**Problem requirements:** A verbatim copy of the records is required, with all pictures left out.

[Dataset records]
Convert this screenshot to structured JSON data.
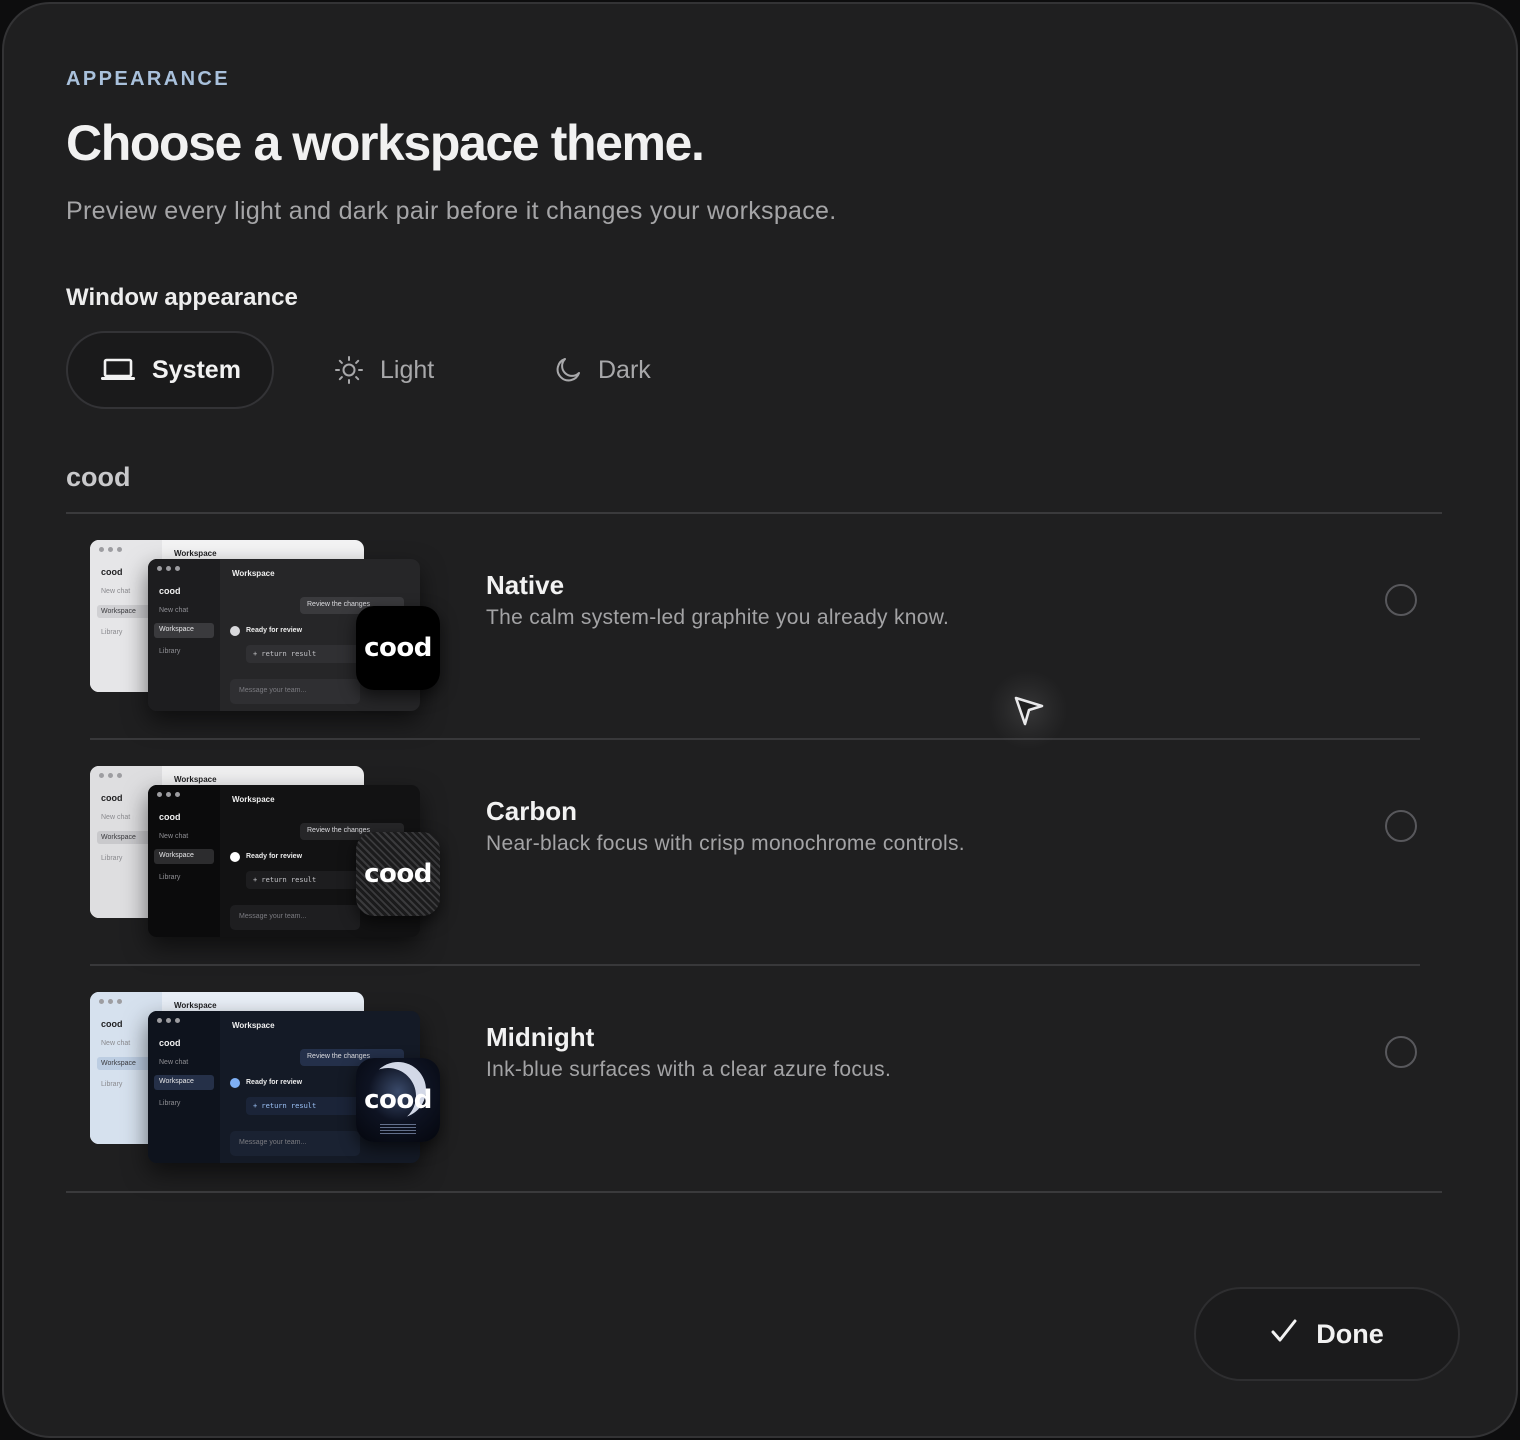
{
  "header": {
    "eyebrow": "APPEARANCE",
    "title": "Choose a workspace theme.",
    "subtitle": "Preview every light and dark pair before it changes your workspace."
  },
  "window_appearance": {
    "label": "Window appearance",
    "options": [
      {
        "label": "System",
        "icon": "laptop-icon",
        "selected": true
      },
      {
        "label": "Light",
        "icon": "sun-icon",
        "selected": false
      },
      {
        "label": "Dark",
        "icon": "moon-icon",
        "selected": false
      }
    ]
  },
  "brand_group": {
    "label": "cood"
  },
  "preview": {
    "window_title": "Workspace",
    "brand": "cood",
    "sidebar_items": [
      "New chat",
      "Workspace",
      "Library"
    ],
    "bubble": "Review the changes",
    "status": "Ready for review",
    "code": "+ return result",
    "message_placeholder": "Message your team...",
    "icon_text": "cood"
  },
  "themes": [
    {
      "name": "Native",
      "description": "The calm system-led graphite you already know.",
      "selected": false,
      "accent": "#000000"
    },
    {
      "name": "Carbon",
      "description": "Near-black focus with crisp monochrome controls.",
      "selected": false,
      "accent": "#1b1b1c"
    },
    {
      "name": "Midnight",
      "description": "Ink-blue surfaces with a clear azure focus.",
      "selected": false,
      "accent": "#7fb0f5"
    }
  ],
  "footer": {
    "done_label": "Done"
  },
  "colors": {
    "background": "#1f1f20",
    "eyebrow": "#a9c1dc",
    "text_primary": "#f2f2f2",
    "text_secondary": "#a5a5a7"
  }
}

**Complete output:**
Convert this screenshot to structured JSON data.
{
  "header": {
    "eyebrow": "APPEARANCE",
    "title": "Choose a workspace theme.",
    "subtitle": "Preview every light and dark pair before it changes your workspace."
  },
  "window_appearance": {
    "label": "Window appearance",
    "options": [
      {
        "label": "System",
        "icon": "laptop-icon",
        "selected": true
      },
      {
        "label": "Light",
        "icon": "sun-icon",
        "selected": false
      },
      {
        "label": "Dark",
        "icon": "moon-icon",
        "selected": false
      }
    ]
  },
  "brand_group": {
    "label": "cood"
  },
  "preview": {
    "window_title": "Workspace",
    "brand": "cood",
    "sidebar_items": [
      "New chat",
      "Workspace",
      "Library"
    ],
    "bubble": "Review the changes",
    "status": "Ready for review",
    "code": "+ return result",
    "message_placeholder": "Message your team...",
    "icon_text": "cood"
  },
  "themes": [
    {
      "name": "Native",
      "description": "The calm system-led graphite you already know.",
      "selected": false,
      "accent": "#000000"
    },
    {
      "name": "Carbon",
      "description": "Near-black focus with crisp monochrome controls.",
      "selected": false,
      "accent": "#1b1b1c"
    },
    {
      "name": "Midnight",
      "description": "Ink-blue surfaces with a clear azure focus.",
      "selected": false,
      "accent": "#7fb0f5"
    }
  ],
  "footer": {
    "done_label": "Done"
  },
  "colors": {
    "background": "#1f1f20",
    "eyebrow": "#a9c1dc",
    "text_primary": "#f2f2f2",
    "text_secondary": "#a5a5a7"
  }
}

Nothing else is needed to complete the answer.